Written instruction — Using the listing below, report all lines holding the word "Genova".

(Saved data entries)
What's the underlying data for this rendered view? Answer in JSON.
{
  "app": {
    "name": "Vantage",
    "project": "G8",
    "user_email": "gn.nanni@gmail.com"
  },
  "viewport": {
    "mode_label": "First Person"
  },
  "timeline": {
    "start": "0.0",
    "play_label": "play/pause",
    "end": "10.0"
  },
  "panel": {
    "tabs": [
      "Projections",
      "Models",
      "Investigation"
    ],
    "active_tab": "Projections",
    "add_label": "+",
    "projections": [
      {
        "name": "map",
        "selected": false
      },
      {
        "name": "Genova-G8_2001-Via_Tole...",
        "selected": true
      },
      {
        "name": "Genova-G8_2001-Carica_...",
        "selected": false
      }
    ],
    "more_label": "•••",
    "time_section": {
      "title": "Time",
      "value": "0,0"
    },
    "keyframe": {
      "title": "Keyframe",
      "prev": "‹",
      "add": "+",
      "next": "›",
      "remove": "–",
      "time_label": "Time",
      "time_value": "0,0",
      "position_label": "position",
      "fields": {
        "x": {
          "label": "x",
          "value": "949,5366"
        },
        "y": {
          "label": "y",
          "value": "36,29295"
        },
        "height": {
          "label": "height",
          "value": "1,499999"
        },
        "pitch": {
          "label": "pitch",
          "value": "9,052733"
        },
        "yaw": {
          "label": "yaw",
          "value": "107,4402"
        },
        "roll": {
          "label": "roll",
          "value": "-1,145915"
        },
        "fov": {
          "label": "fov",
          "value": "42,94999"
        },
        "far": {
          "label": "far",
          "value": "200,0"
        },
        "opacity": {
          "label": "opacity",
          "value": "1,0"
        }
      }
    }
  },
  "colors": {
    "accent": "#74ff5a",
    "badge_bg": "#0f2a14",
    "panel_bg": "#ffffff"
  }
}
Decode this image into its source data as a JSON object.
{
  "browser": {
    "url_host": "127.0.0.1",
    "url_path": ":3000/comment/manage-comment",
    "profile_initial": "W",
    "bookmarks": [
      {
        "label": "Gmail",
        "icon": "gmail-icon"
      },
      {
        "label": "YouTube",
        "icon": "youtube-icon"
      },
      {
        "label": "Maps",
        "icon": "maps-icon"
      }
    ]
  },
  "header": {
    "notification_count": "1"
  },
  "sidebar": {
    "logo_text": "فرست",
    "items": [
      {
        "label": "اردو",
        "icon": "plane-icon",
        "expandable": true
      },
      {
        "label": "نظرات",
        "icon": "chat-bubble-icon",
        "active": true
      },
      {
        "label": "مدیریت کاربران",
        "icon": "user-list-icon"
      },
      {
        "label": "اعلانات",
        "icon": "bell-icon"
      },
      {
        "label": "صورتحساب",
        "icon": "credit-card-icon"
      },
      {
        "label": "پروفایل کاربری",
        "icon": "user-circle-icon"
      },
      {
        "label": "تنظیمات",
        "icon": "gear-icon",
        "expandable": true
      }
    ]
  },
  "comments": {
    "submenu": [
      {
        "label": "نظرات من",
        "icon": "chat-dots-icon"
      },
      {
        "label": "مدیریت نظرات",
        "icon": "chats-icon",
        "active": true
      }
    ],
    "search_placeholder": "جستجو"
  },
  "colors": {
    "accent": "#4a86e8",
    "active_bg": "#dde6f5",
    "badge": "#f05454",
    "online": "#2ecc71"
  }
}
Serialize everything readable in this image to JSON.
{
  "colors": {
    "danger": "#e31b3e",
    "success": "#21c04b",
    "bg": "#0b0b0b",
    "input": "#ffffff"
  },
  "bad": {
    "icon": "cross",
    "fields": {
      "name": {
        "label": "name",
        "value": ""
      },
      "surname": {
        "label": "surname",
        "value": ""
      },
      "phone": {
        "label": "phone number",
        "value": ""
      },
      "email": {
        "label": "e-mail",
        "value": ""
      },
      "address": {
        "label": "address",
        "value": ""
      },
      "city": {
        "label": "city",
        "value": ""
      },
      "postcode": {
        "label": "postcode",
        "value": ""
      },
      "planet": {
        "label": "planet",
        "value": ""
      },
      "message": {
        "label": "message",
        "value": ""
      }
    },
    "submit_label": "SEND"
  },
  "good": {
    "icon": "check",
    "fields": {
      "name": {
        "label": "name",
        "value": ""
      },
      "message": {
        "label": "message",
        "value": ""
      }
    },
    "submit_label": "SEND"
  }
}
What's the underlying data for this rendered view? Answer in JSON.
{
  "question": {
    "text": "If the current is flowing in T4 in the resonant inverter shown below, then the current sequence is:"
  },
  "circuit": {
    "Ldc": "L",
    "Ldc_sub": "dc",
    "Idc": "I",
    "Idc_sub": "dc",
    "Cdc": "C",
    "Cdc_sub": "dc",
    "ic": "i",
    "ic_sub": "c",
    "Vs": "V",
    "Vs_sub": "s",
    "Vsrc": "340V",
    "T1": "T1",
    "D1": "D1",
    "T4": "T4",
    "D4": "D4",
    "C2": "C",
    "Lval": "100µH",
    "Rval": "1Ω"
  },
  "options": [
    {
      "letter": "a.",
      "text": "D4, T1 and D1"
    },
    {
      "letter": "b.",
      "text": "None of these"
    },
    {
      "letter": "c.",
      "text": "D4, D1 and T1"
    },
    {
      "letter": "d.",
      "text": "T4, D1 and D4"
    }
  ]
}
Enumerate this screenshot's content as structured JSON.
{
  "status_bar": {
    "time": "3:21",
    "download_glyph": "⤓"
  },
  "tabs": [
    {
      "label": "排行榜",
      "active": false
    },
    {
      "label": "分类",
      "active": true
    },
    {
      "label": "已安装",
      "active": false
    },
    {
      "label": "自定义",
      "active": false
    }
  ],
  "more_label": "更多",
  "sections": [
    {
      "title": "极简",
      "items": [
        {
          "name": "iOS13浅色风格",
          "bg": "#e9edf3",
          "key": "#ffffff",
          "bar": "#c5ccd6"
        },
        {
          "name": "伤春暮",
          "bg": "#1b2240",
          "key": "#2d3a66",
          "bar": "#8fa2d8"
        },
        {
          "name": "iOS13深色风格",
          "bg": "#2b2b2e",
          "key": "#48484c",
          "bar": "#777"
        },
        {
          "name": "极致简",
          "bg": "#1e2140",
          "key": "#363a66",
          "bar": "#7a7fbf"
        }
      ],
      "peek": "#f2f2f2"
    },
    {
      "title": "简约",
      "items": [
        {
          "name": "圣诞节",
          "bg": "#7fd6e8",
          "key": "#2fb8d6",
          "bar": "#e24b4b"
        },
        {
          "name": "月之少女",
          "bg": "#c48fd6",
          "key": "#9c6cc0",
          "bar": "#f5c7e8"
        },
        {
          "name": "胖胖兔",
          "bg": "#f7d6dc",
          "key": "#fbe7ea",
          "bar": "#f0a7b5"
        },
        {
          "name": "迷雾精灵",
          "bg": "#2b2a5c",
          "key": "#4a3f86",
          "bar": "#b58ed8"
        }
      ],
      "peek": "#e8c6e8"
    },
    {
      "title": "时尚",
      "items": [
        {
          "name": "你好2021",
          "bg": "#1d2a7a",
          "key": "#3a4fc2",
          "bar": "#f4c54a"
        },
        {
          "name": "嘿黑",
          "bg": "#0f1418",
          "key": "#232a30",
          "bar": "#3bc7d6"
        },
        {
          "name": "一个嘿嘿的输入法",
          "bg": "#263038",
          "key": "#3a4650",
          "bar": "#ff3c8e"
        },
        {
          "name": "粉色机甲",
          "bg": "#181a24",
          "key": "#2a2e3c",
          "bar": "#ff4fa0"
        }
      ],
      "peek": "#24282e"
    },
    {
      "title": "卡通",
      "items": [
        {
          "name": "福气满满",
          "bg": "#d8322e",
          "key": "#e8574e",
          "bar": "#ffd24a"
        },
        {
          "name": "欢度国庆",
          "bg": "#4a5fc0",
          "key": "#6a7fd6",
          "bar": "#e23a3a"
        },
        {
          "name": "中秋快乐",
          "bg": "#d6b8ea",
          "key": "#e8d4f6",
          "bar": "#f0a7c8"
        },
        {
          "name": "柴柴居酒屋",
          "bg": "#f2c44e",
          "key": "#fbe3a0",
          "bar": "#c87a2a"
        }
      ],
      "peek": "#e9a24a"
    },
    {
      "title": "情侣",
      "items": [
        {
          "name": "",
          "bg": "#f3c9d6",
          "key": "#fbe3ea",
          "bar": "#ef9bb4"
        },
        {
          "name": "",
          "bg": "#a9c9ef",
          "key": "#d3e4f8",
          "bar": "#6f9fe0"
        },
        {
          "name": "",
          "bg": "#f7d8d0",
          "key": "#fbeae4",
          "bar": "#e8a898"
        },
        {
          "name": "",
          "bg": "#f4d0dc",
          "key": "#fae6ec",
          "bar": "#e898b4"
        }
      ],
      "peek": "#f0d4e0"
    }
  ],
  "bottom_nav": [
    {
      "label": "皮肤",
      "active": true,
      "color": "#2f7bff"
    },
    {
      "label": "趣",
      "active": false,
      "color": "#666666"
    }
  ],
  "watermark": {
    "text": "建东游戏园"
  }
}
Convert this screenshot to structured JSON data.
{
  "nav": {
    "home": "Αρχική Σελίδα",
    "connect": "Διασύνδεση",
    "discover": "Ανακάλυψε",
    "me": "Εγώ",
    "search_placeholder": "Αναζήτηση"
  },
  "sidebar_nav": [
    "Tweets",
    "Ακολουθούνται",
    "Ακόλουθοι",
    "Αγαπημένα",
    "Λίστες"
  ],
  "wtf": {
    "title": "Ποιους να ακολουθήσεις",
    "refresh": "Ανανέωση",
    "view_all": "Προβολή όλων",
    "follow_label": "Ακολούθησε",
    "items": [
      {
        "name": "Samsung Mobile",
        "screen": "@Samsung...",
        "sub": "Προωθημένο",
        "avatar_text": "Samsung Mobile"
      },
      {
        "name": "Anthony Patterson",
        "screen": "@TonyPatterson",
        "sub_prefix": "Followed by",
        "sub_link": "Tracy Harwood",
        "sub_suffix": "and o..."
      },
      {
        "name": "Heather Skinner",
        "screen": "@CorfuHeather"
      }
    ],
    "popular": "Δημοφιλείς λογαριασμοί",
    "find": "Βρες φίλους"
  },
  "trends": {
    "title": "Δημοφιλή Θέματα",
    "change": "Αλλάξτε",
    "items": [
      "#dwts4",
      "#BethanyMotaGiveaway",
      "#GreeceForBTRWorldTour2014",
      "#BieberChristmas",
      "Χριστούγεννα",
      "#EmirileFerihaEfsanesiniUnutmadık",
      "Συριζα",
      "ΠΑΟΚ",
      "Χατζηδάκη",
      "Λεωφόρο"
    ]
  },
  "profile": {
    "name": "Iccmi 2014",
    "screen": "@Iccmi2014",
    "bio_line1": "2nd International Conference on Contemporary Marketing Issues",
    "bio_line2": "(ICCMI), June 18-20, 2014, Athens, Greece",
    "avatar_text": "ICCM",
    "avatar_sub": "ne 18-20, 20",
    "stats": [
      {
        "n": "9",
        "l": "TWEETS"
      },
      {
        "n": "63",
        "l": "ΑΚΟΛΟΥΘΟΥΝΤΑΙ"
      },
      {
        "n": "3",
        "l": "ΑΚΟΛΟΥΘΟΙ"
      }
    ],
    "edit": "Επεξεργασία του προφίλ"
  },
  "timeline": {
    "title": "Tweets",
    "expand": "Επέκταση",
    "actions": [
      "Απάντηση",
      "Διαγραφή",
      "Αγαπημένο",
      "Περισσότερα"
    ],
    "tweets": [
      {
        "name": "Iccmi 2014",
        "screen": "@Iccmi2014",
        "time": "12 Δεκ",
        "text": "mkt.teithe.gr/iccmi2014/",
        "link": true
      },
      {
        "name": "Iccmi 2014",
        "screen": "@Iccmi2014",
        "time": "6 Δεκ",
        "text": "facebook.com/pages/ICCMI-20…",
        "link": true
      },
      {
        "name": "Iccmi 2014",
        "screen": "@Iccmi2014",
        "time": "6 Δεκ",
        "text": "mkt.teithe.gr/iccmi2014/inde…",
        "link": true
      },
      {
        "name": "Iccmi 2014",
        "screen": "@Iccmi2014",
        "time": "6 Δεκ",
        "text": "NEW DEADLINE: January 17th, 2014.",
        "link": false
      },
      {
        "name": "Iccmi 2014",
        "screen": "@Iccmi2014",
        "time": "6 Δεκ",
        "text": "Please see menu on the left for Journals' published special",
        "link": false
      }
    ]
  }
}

Result for this exercise —
        "name": "Genova-G8_2001-Via_Tole...",
        "name": "Genova-G8_2001-Carica_...",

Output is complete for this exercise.